## PROBLEM
Find the string "riqueza" in the records. Copy every line it appears in.

*** RECORDS FOR PROCESSING ***

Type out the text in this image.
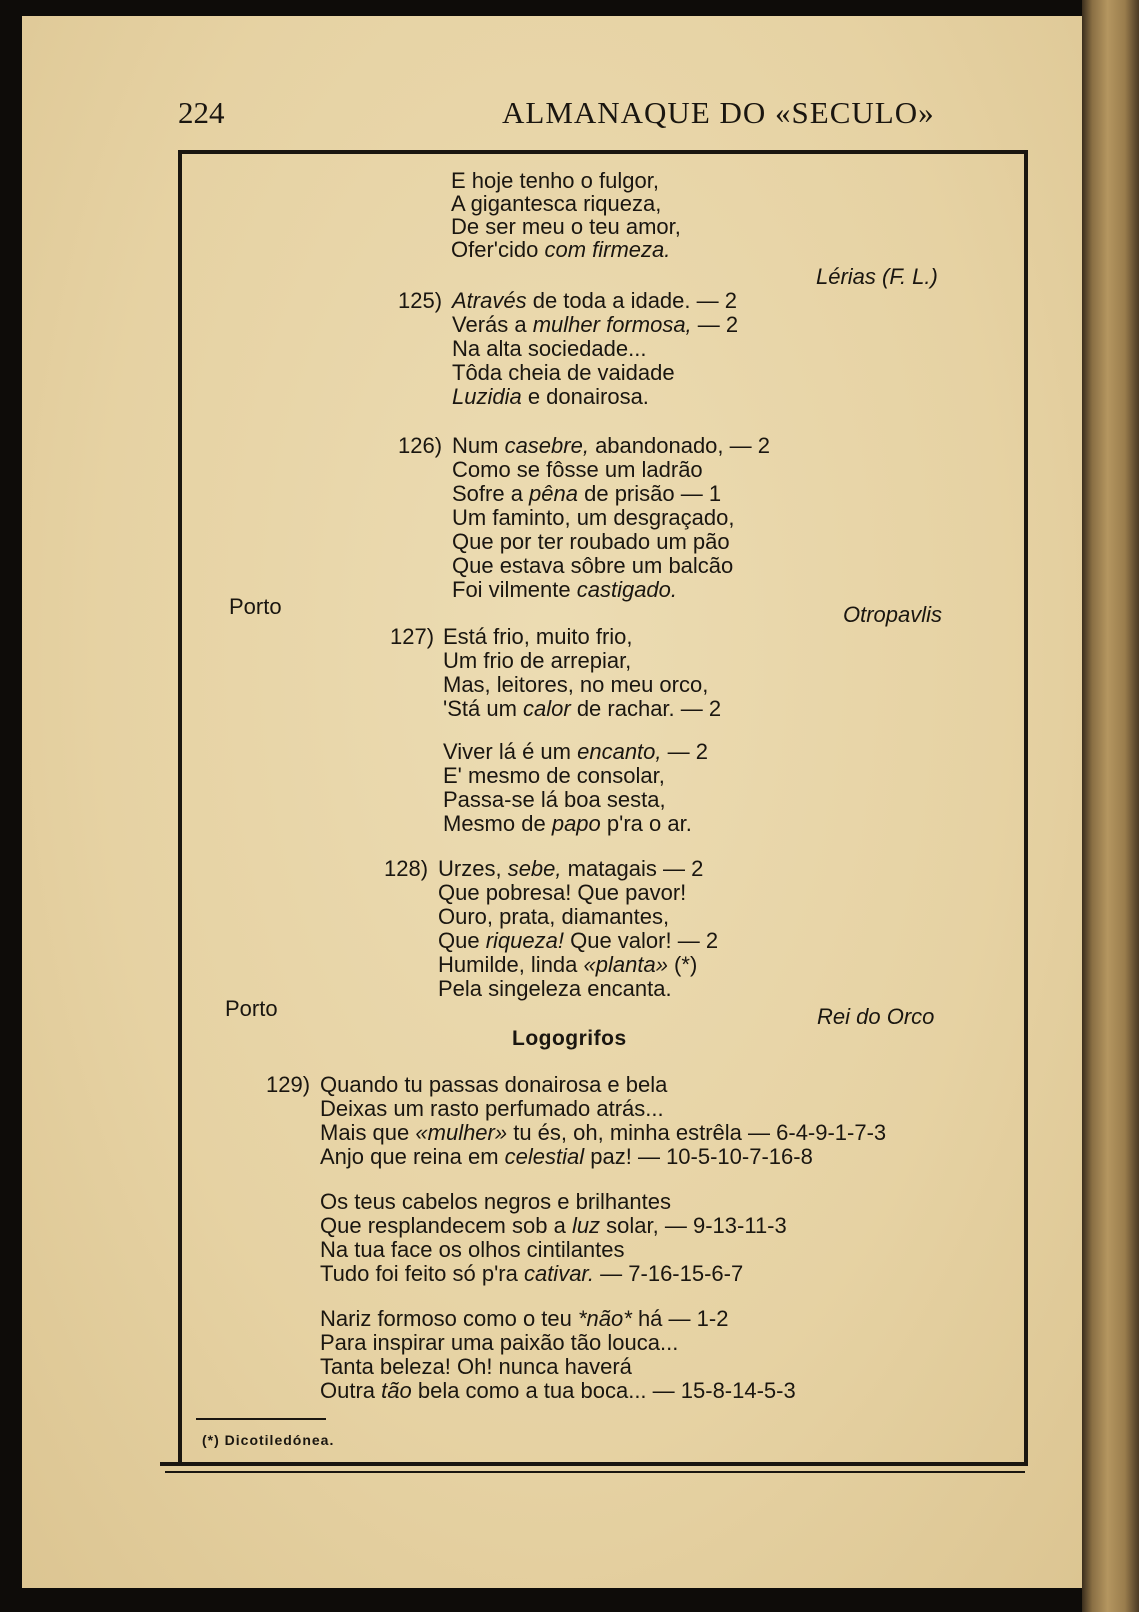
224	ALMANAQUE DO «SECULO»
E hoje tenho o fulgor,
A gigantesca riqueza,
De ser meu o teu amor,
Ofer'cido com firmeza.
Lérias (F. L.)
125) Através de toda a idade. — 2
Verás a mulher formosa, — 2
Na alta sociedade...
Tôda cheia de vaidade
Luzidia e donairosa.
126) Num casebre, abandonado, — 2
Como se fôsse um ladrão
Sofre a pêna de prisão — 1
Um faminto, um desgraçado,
Que por ter roubado um pão
Que estava sôbre um balcão
Foi vilmente castigado.
Porto	Otropavlis
127) Está frio, muito frio,
Um frio de arrepiar,
Mas, leitores, no meu orco,
'Stá um calor de rachar. — 2
Viver lá é um encanto, — 2
E' mesmo de consolar,
Passa-se lá boa sesta,
Mesmo de papo p'ra o ar.
128) Urzes, sebe, matagais — 2
Que pobresa! Que pavor!
Ouro, prata, diamantes,
Que riqueza! Que valor! — 2
Humilde, linda «planta» (*)
Pela singeleza encanta.
Porto	Rei do Orco
Logogrifos
129) Quando tu passas donairosa e bela
Deixas um rasto perfumado atrás...
Mais que «mulher» tu és, oh, minha estrêla — 6-4-9-1-7-3
Anjo que reina em celestial paz! — 10-5-10-7-16-8
Os teus cabelos negros e brilhantes
Que resplandecem sob a luz solar, — 9-13-11-3
Na tua face os olhos cintilantes
Tudo foi feito só p'ra cativar. — 7-16-15-6-7
Nariz formoso como o teu *não* há — 1-2
Para inspirar uma paixão tão louca...
Tanta beleza! Oh! nunca haverá
Outra tão bela como a tua boca... — 15-8-14-5-3
(*) Dicotiledónea.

***

## TASK SOLUTION
A gigantesca riqueza,
Que riqueza! Que valor! — 2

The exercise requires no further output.